=== Dataset excerpts ===

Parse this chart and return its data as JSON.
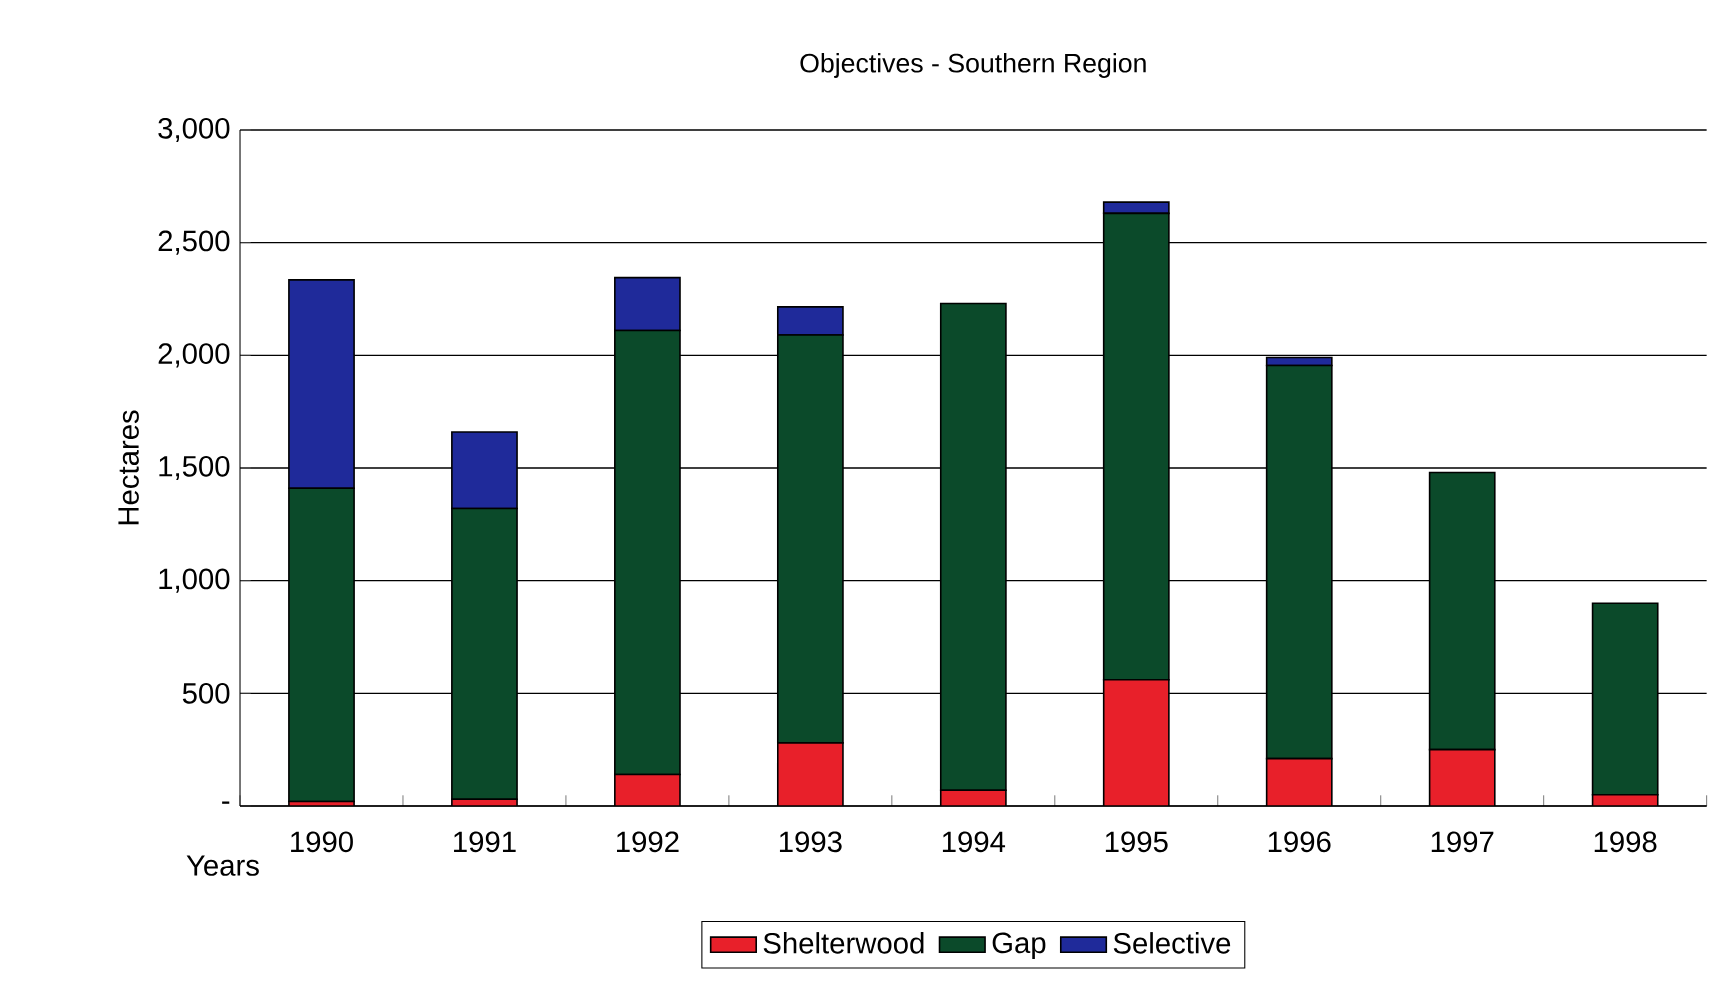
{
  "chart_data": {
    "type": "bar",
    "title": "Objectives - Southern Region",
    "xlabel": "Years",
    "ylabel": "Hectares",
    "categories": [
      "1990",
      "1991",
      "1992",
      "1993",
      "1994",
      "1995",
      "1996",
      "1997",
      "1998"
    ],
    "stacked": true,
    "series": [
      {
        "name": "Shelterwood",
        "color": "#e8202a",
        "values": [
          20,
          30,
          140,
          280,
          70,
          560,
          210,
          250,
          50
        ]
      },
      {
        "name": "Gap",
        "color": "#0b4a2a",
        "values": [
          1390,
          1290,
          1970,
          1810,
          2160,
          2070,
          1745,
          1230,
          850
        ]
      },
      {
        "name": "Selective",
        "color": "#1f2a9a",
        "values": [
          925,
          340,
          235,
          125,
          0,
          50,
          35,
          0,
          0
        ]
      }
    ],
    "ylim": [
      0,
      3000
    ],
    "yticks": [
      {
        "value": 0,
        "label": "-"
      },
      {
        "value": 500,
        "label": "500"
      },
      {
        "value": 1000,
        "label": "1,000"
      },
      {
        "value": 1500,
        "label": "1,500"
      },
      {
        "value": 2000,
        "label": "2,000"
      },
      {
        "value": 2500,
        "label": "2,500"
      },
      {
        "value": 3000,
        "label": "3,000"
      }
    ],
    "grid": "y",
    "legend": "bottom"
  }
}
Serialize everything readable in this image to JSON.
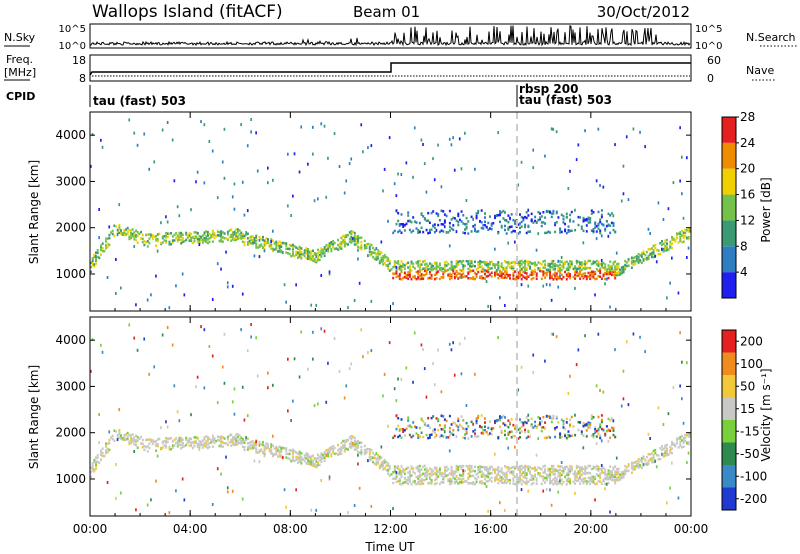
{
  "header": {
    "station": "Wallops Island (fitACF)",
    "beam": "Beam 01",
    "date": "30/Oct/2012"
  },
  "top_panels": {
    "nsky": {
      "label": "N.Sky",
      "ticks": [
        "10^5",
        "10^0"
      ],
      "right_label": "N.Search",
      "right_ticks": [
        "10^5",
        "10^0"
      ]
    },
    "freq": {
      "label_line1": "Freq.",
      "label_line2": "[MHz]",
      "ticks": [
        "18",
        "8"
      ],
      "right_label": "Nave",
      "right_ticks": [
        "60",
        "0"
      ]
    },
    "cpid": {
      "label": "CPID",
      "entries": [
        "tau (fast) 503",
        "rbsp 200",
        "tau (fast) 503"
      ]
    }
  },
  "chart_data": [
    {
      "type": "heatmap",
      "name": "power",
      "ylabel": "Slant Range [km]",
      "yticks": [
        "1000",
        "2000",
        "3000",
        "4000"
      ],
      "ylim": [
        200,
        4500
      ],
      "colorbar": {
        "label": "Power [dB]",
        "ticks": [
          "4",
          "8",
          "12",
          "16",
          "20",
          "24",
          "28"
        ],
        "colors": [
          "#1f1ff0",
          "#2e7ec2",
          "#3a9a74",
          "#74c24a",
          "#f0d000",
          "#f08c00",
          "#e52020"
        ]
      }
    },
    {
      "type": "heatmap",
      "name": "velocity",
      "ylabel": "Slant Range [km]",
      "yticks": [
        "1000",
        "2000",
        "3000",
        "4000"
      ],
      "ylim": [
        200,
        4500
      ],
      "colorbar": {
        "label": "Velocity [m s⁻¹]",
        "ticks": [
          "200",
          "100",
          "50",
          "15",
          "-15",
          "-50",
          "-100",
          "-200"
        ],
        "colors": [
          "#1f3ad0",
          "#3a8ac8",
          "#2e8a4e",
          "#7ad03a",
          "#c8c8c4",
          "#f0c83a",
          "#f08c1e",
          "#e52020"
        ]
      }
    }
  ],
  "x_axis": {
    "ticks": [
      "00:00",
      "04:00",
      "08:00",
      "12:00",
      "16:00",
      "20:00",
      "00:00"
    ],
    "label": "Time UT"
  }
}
...
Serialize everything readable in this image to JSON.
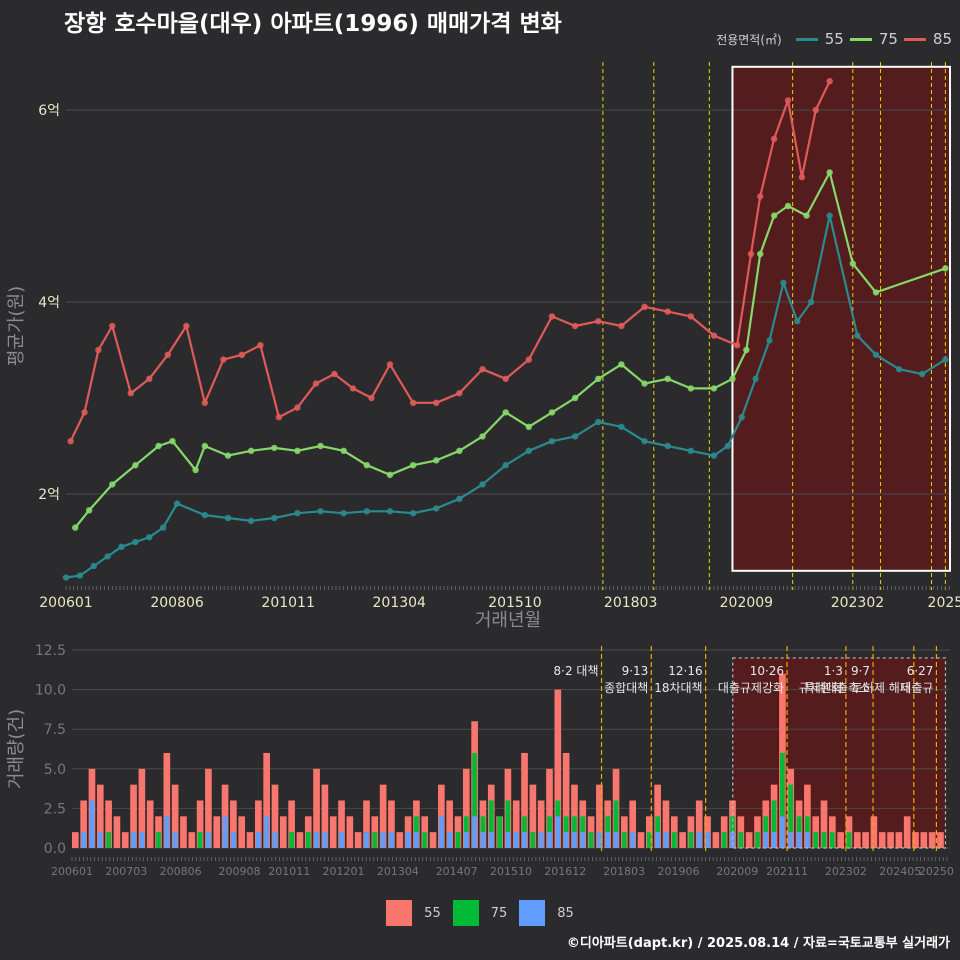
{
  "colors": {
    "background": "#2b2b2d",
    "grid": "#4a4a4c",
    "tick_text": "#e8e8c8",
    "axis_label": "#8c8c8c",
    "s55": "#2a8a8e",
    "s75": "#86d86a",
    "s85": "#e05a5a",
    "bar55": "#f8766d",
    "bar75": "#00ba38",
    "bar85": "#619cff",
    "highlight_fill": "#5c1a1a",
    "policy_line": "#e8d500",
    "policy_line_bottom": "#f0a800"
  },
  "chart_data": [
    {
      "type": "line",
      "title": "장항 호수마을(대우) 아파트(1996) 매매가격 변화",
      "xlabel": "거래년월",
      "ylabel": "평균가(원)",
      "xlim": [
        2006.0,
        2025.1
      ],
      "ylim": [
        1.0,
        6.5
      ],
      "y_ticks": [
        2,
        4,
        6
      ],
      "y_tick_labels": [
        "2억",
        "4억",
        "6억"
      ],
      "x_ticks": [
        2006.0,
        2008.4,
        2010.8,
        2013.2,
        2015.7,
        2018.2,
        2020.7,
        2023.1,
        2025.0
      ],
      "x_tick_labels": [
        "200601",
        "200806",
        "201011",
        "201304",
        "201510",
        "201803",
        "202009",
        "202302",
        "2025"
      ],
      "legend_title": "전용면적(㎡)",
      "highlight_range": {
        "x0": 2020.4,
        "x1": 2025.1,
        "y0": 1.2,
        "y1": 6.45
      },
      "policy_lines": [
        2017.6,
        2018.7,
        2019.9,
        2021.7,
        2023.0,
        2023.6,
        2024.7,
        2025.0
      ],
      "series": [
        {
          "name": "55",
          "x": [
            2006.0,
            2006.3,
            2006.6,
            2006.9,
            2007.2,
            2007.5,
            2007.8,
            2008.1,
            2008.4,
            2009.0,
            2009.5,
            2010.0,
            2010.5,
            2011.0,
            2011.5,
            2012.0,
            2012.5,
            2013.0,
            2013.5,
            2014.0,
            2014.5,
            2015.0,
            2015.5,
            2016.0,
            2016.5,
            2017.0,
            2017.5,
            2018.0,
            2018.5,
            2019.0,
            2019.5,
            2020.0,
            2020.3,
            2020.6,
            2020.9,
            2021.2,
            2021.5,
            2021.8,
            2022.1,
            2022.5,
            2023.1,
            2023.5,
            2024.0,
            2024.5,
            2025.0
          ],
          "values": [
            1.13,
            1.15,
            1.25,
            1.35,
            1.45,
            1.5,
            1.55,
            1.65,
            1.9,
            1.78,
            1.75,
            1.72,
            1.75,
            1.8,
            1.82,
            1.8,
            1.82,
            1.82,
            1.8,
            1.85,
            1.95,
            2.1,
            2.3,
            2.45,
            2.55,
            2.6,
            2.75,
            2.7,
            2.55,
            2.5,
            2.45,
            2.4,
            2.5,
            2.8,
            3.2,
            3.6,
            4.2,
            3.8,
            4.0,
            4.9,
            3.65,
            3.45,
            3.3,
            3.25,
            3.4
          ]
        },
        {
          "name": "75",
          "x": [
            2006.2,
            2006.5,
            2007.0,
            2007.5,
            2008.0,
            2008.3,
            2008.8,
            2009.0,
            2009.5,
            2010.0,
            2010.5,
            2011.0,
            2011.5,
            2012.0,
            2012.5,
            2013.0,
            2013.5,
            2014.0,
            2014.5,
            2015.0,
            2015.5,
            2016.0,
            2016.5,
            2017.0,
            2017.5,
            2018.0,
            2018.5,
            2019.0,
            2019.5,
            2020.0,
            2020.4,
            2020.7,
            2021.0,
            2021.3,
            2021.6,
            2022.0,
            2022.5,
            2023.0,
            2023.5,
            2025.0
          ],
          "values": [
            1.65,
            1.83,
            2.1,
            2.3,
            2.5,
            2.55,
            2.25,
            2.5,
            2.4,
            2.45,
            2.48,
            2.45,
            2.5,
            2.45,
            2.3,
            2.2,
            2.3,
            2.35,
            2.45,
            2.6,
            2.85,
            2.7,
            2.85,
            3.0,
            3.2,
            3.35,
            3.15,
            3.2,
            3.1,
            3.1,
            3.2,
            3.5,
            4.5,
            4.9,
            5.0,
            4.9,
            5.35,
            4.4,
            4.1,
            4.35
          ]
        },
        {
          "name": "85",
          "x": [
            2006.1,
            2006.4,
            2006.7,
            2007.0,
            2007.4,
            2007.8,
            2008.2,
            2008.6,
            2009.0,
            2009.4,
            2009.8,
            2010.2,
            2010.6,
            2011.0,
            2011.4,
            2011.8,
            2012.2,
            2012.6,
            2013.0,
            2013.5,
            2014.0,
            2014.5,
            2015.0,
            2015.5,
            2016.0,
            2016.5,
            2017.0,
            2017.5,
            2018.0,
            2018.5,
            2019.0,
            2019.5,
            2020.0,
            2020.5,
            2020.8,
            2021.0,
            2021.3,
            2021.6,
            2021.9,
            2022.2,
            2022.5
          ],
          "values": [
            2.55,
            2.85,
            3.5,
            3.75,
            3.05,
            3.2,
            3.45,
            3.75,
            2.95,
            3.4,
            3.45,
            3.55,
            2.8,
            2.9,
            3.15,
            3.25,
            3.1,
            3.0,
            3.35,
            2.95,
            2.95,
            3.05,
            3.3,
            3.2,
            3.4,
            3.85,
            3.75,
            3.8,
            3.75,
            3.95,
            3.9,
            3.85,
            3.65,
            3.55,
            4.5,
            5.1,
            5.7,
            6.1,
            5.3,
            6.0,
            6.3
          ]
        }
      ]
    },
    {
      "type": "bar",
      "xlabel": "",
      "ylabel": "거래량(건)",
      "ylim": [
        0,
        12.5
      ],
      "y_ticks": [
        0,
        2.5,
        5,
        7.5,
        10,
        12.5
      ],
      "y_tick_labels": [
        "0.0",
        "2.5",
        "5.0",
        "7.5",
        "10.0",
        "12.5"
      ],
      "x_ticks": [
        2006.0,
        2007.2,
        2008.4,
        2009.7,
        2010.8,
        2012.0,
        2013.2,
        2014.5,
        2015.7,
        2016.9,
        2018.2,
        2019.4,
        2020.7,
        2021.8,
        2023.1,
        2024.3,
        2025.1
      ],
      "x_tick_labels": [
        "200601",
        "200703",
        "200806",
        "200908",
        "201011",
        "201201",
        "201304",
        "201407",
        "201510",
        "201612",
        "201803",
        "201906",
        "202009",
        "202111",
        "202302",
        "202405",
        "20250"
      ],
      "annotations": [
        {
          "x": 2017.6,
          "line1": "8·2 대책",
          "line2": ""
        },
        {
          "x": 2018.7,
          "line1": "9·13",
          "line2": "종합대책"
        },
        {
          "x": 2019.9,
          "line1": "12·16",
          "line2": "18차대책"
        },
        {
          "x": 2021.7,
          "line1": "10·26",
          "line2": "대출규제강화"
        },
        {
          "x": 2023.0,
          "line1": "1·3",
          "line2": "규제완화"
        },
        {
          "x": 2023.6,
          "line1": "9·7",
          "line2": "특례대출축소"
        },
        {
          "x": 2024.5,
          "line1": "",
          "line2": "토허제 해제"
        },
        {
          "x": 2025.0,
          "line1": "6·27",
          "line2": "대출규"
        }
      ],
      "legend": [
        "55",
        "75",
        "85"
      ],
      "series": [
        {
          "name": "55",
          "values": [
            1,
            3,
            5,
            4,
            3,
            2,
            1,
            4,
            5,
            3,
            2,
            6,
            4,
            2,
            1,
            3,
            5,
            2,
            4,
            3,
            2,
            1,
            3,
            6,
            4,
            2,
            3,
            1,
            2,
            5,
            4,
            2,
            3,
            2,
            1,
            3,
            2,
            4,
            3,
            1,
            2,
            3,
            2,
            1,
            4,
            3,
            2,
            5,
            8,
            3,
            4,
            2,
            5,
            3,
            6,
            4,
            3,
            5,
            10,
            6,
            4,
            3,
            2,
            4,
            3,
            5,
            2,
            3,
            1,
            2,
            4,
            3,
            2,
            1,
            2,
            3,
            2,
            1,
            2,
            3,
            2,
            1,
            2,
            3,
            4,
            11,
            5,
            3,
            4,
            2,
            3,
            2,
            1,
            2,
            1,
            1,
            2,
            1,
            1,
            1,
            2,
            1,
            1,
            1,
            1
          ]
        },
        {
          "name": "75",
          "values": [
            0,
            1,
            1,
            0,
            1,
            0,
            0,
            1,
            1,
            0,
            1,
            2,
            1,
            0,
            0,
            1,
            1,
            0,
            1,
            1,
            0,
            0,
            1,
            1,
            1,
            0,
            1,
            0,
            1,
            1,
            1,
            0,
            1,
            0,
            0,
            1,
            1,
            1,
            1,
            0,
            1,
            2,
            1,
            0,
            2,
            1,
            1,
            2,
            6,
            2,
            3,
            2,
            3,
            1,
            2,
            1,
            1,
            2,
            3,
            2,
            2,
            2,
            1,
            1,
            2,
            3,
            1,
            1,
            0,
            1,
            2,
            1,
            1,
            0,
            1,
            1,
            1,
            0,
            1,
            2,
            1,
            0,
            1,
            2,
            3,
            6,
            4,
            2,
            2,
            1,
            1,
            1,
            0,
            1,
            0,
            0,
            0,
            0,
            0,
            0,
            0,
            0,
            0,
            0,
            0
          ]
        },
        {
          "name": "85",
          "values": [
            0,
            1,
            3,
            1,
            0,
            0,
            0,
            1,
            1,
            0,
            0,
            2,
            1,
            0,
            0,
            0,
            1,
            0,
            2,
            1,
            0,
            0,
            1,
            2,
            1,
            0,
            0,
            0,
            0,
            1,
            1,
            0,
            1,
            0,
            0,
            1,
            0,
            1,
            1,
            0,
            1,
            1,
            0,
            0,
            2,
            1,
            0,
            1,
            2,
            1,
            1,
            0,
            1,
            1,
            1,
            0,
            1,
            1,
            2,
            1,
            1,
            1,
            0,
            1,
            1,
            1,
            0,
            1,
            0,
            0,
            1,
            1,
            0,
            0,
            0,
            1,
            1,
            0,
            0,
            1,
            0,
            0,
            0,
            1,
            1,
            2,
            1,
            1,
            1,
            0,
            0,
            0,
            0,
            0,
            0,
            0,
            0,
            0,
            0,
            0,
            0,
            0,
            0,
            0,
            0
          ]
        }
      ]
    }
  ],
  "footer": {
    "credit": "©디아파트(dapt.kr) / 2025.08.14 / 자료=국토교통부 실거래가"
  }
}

=== What to do ===
For each line in the data above that contains the string "ylabel", extract the line.

=== Exercise result ===
    "ylabel": "Hectares",
      "ylabel": "Slant Range [km]",
      "ylabel": "Slant Range [km]",
      "ylabel": "평균가(원)",
      "ylabel": "거래량(건)",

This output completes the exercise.